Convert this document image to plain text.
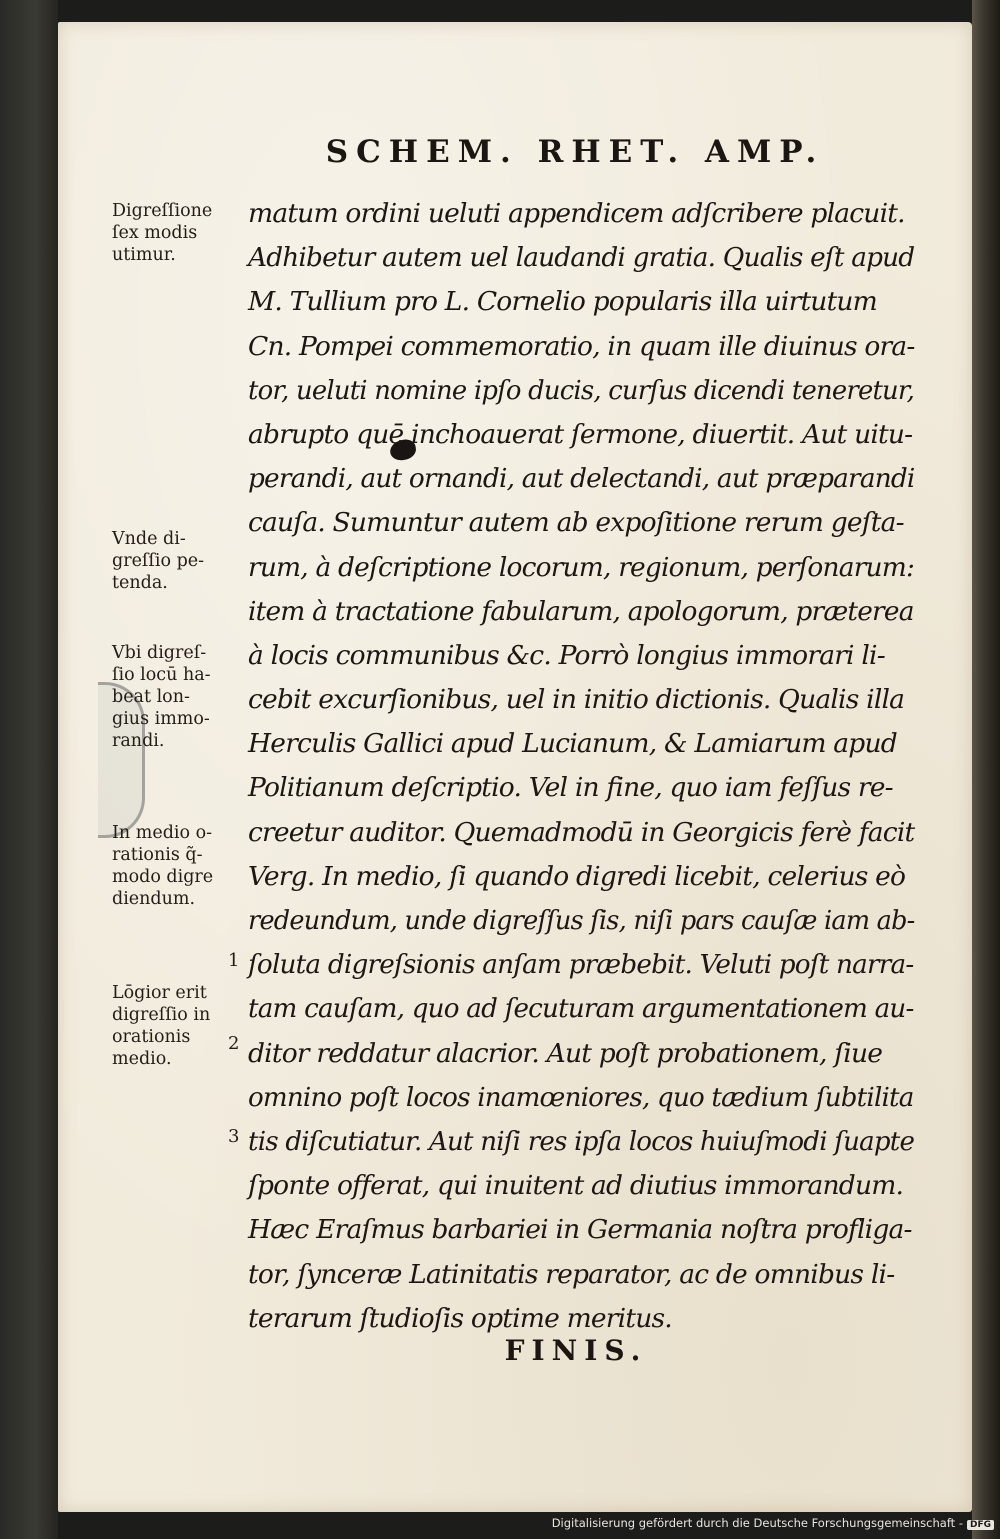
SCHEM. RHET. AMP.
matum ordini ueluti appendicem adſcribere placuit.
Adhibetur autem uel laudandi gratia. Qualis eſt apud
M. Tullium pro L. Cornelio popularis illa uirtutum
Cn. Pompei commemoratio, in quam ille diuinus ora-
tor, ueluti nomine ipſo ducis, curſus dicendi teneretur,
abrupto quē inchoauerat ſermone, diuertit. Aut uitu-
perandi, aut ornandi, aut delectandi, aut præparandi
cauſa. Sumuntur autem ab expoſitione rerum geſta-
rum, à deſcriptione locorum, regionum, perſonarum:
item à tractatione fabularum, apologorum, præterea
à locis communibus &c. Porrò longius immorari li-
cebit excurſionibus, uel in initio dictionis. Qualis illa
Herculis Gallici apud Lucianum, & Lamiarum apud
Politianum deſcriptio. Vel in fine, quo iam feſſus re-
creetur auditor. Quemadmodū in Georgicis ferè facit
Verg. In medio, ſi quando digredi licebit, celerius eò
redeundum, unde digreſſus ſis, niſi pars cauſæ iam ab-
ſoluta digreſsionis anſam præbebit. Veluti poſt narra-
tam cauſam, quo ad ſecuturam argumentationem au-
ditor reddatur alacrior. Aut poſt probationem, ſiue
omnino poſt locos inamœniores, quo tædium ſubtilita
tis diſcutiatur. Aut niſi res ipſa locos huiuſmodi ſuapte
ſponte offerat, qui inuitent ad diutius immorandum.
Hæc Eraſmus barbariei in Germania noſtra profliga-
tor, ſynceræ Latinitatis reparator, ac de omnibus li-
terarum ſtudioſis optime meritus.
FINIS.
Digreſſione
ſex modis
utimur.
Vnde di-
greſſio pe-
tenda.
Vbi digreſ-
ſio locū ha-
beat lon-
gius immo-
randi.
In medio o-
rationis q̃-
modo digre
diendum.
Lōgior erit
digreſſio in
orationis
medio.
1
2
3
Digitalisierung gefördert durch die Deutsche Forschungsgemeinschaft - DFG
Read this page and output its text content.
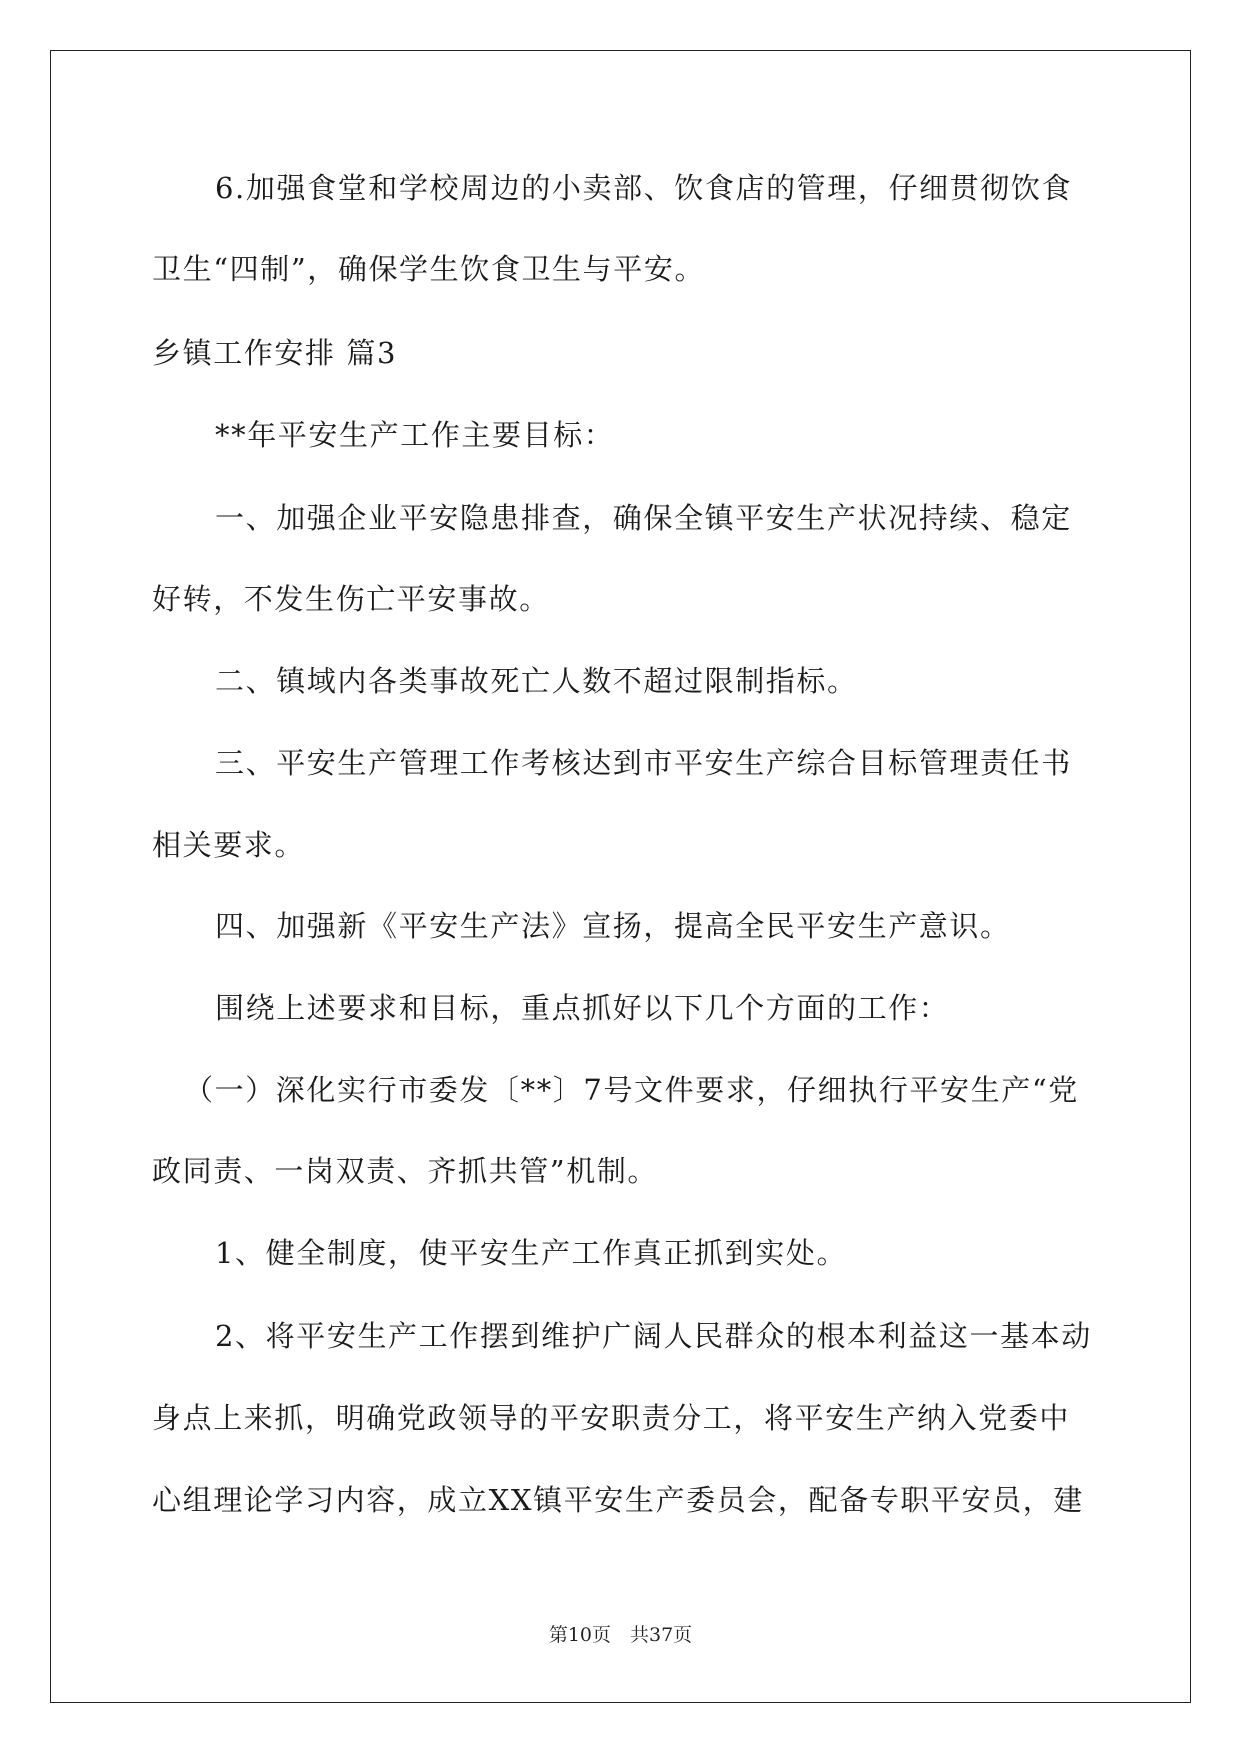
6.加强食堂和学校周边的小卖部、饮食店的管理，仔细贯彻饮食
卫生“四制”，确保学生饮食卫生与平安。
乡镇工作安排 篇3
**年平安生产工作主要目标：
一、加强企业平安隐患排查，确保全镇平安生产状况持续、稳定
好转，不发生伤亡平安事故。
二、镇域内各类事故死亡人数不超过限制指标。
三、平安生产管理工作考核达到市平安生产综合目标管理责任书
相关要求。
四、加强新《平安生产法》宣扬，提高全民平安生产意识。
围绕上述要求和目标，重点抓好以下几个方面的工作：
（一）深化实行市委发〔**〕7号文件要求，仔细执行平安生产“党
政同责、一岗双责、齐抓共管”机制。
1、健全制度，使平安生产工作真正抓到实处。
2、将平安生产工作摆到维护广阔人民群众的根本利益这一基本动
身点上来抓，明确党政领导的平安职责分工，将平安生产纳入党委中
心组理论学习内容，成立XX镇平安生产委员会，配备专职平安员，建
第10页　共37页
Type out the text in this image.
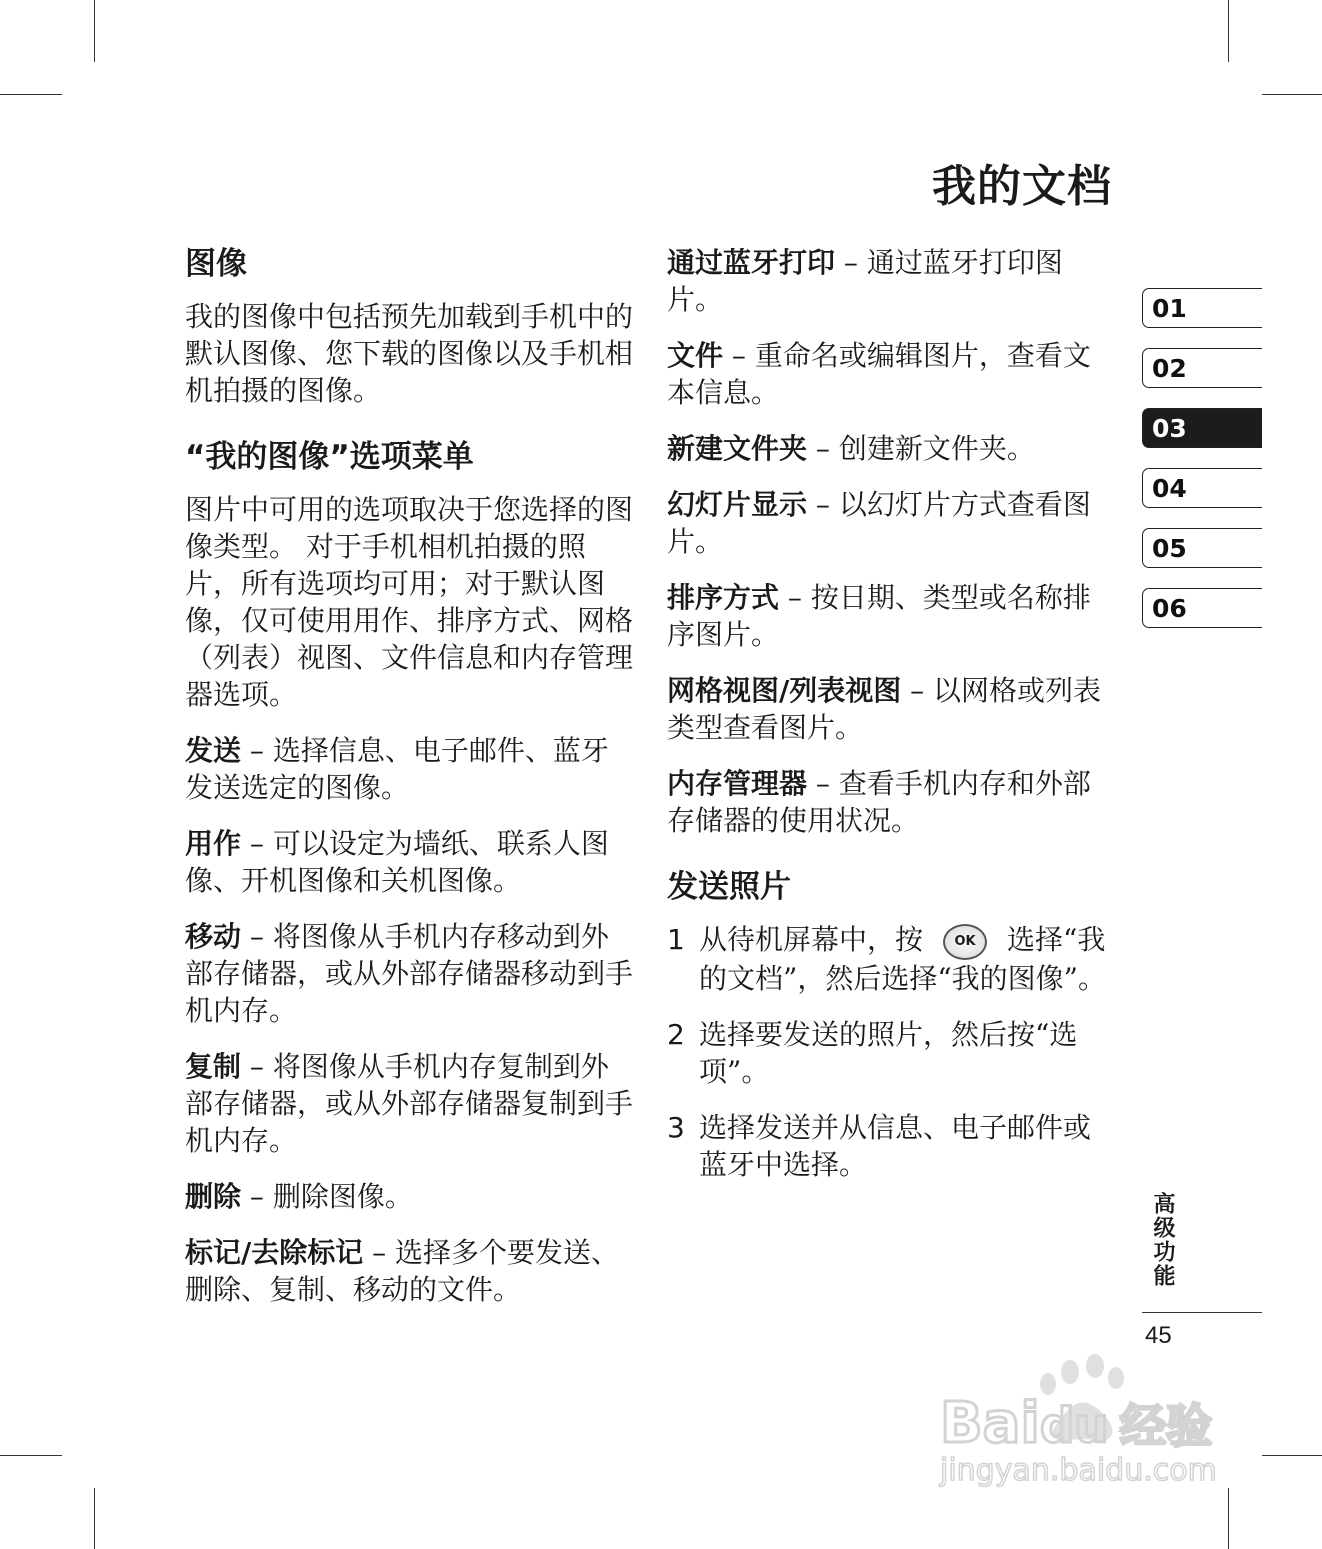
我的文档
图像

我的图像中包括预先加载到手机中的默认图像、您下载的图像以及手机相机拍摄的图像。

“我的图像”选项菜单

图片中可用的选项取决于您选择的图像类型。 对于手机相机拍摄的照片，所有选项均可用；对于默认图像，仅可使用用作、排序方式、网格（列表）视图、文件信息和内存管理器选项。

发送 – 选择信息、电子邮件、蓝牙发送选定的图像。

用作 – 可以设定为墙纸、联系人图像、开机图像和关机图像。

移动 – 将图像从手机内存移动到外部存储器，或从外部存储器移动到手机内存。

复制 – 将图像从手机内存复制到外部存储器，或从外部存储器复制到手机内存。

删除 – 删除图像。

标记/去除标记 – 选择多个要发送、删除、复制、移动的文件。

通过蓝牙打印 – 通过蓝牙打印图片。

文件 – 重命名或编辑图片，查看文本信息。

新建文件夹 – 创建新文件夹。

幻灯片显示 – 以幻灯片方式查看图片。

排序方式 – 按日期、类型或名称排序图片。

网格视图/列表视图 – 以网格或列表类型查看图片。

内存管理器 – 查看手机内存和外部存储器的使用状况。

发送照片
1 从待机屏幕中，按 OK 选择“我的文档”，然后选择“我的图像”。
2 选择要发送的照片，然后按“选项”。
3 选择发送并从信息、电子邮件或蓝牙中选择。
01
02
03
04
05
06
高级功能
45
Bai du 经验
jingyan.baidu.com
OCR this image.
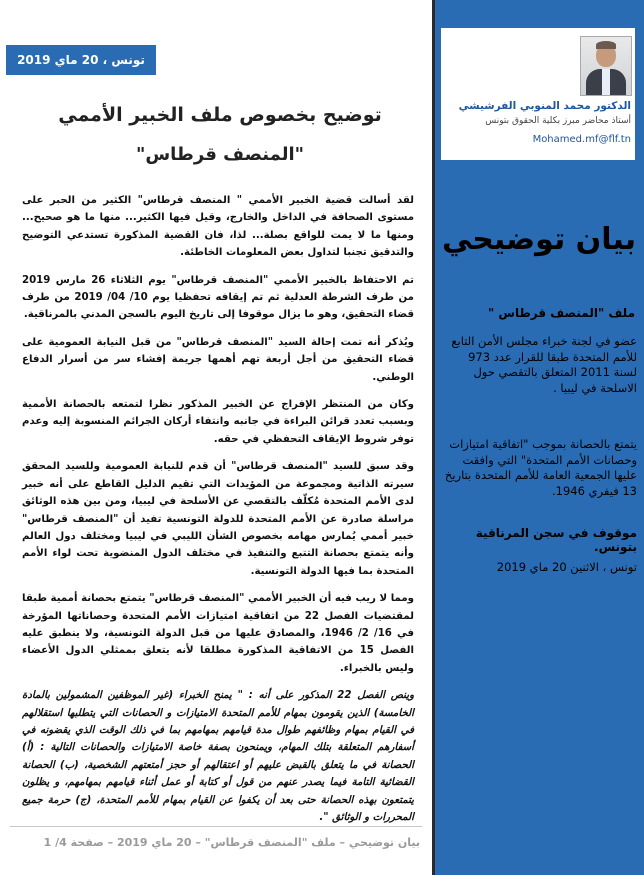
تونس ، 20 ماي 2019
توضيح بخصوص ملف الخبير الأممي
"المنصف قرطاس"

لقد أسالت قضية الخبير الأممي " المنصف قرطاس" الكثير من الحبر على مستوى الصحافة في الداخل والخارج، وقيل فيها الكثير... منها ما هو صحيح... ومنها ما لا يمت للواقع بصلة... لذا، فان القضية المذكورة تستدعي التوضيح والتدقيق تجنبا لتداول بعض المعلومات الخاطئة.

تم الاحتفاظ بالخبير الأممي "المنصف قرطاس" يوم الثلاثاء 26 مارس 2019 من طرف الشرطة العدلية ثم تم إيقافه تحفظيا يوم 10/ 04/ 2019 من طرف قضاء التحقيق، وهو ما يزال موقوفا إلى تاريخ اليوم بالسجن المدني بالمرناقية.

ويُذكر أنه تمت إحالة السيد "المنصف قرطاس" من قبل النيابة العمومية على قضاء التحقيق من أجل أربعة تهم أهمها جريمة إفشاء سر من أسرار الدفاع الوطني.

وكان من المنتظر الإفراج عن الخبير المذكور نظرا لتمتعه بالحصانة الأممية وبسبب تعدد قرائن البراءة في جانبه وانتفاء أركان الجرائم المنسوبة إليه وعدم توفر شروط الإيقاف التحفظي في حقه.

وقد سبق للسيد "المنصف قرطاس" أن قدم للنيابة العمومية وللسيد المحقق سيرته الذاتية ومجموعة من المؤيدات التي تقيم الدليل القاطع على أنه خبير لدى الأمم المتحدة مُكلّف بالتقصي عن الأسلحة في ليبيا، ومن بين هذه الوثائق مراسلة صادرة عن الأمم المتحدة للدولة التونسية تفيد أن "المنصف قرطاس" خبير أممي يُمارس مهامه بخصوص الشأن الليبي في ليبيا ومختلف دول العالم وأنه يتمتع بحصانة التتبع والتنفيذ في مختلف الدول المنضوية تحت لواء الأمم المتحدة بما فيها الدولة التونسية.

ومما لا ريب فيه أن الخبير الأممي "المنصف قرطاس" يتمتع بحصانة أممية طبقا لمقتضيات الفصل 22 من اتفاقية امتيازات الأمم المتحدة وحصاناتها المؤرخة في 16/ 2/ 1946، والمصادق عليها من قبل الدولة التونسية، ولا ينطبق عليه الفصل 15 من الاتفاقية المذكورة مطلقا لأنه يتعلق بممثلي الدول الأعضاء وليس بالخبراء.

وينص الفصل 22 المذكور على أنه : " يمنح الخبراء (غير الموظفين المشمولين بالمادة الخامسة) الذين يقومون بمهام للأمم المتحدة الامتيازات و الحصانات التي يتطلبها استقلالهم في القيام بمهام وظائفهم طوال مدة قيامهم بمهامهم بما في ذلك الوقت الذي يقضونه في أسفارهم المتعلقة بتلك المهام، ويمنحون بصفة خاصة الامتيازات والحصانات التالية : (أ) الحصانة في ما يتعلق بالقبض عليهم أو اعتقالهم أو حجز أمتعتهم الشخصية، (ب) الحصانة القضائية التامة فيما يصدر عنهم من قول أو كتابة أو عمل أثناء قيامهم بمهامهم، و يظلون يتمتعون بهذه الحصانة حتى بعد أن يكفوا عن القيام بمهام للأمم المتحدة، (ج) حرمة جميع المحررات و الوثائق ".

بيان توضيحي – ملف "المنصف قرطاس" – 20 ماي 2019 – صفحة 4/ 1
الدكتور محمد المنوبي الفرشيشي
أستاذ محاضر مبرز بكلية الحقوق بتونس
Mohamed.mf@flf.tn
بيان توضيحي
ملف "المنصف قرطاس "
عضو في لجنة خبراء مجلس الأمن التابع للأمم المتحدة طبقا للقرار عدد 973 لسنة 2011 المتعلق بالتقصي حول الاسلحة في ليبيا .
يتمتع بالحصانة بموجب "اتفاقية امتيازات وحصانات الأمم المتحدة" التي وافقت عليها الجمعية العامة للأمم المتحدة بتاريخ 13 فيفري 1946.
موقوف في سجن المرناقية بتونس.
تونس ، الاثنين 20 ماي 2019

★ ★ ★ ★ ★

- _Stated goal_
Looking at the data above, show all lines where the word "autem" occurs.

- _Complete answer_
Adhibetur autem uel laudandi gratia. Qualis eſt apud
cauſa. Sumuntur autem ab expoſitione rerum geſta-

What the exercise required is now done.